• _RECORDS FOR PROCESSING_
------------------------
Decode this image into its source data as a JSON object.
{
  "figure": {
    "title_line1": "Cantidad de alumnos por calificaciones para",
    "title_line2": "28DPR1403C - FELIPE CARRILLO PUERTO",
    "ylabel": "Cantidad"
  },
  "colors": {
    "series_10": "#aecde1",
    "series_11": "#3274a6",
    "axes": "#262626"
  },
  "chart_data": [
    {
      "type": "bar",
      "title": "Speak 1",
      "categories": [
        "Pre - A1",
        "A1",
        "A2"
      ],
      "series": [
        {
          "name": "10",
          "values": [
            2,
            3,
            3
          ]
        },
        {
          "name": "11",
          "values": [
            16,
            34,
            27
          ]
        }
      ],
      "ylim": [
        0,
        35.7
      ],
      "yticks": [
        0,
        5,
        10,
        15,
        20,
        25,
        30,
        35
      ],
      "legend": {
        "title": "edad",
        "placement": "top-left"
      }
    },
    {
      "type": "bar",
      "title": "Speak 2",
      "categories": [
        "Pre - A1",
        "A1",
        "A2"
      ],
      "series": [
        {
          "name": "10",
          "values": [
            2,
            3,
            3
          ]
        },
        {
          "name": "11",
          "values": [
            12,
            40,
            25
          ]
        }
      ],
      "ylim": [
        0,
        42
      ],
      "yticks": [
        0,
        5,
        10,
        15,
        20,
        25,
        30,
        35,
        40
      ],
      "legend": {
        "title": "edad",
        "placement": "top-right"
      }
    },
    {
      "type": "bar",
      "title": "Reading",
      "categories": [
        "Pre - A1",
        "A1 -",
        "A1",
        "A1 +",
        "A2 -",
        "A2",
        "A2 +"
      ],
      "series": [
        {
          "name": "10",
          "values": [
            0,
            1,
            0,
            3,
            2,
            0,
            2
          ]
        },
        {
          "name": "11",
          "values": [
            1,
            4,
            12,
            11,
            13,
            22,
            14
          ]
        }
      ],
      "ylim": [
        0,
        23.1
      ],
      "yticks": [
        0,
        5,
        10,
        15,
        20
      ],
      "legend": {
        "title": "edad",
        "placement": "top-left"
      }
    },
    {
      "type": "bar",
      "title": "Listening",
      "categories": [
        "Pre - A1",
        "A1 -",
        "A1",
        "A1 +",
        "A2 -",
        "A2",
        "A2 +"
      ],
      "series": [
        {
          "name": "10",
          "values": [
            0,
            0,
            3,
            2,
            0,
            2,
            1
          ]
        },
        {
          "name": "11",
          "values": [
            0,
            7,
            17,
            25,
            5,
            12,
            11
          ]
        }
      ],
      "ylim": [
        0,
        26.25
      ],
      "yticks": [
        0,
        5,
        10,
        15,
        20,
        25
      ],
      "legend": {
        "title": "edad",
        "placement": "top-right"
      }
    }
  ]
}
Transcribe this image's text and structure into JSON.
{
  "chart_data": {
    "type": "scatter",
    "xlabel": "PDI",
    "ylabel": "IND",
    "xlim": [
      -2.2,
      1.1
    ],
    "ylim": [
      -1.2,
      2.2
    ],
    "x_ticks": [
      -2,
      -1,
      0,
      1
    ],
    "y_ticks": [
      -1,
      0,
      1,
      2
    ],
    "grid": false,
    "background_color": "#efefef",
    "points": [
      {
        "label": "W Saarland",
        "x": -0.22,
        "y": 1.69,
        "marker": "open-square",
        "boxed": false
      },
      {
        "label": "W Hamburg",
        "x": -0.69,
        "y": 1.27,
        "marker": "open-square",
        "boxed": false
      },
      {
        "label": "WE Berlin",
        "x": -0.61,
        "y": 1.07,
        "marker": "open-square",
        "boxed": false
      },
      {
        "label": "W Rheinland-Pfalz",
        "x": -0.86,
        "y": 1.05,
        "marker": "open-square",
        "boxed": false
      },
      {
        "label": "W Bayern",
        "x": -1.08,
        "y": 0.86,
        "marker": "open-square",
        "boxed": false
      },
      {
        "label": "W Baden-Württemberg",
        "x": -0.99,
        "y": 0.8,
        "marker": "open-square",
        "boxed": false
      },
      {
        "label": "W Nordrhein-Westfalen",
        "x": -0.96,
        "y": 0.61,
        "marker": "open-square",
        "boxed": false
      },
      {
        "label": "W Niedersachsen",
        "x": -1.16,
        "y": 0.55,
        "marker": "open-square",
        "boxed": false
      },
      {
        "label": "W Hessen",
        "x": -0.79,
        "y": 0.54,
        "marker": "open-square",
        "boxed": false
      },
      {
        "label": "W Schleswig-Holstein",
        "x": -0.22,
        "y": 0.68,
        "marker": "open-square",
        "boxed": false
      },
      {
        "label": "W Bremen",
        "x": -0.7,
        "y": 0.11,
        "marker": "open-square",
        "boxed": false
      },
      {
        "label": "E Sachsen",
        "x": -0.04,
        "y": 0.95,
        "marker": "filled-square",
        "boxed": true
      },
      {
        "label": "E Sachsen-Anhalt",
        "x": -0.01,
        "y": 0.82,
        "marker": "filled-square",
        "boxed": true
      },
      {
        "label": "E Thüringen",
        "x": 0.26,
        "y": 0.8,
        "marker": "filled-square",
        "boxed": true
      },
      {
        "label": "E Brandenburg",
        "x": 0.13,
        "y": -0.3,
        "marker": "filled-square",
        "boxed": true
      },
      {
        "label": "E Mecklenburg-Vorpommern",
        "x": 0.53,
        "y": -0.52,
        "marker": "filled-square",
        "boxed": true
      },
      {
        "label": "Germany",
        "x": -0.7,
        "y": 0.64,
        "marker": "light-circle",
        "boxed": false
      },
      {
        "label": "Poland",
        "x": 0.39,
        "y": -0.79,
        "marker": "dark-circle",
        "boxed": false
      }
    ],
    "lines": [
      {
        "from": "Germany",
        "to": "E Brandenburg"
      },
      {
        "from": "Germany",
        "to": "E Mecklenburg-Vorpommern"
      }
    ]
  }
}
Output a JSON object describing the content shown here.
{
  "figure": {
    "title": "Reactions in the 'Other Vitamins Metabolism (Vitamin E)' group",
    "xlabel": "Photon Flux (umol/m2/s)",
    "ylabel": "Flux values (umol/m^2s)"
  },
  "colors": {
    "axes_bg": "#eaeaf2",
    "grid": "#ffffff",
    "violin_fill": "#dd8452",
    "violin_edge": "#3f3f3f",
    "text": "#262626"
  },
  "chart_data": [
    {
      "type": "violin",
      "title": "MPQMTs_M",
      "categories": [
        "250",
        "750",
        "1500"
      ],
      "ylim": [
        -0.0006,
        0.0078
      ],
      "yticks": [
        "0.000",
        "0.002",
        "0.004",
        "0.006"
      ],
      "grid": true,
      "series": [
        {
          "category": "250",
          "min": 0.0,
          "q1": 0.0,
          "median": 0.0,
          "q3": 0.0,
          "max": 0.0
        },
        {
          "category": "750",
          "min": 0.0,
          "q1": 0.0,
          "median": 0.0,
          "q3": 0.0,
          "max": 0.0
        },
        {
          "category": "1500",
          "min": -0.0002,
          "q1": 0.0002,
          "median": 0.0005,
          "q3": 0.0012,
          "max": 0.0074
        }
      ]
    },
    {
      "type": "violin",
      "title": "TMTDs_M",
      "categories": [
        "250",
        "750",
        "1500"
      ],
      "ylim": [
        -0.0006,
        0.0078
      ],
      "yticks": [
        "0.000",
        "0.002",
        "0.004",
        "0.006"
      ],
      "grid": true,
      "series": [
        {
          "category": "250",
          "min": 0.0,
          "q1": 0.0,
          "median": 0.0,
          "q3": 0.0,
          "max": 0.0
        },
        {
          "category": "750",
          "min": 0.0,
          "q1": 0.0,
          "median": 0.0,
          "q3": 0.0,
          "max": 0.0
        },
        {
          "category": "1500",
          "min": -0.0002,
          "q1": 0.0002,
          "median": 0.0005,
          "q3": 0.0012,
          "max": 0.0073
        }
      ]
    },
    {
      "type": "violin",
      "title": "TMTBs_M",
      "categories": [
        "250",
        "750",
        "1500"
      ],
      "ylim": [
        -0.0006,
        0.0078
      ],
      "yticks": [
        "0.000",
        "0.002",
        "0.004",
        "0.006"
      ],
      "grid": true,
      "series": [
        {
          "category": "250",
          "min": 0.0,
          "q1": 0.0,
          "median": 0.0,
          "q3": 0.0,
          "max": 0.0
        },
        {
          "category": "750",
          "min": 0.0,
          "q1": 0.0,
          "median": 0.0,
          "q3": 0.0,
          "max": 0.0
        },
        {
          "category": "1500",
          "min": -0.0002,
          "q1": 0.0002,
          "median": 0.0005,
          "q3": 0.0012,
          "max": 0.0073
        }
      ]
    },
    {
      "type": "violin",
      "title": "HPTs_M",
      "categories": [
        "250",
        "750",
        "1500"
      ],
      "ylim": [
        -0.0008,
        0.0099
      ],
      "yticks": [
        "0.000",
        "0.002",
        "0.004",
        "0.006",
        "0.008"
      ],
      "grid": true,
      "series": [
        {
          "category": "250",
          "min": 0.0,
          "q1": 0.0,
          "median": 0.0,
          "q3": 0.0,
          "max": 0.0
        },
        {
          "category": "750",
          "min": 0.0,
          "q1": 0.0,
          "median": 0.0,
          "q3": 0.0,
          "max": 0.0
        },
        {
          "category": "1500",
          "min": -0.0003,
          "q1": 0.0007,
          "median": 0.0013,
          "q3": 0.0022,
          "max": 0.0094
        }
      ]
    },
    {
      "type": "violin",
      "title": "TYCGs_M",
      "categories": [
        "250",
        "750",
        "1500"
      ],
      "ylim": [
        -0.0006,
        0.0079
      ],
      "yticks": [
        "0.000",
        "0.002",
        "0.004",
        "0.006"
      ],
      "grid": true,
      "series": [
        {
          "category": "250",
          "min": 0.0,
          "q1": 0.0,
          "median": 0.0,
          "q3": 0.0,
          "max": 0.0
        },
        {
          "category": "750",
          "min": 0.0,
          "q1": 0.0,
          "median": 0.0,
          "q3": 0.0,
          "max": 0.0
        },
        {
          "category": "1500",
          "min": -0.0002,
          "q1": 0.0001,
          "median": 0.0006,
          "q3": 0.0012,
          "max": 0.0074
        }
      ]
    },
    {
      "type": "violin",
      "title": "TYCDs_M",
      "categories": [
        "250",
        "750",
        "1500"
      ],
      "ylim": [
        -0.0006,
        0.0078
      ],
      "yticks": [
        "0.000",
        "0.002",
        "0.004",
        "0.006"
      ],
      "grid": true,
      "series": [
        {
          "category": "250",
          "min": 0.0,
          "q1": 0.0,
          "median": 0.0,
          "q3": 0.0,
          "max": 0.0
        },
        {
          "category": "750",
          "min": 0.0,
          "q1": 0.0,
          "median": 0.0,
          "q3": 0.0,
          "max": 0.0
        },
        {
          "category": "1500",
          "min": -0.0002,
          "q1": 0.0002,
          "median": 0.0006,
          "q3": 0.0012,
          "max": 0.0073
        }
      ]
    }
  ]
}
------------------------
• _DIRECTION_
Gather up every line from the listing above in which the word "ylabel" occurs.

• _RESULT BELOW_
    "ylabel": "Cantidad"
    "ylabel": "IND",
    "ylabel": "Flux values (umol/m^2s)"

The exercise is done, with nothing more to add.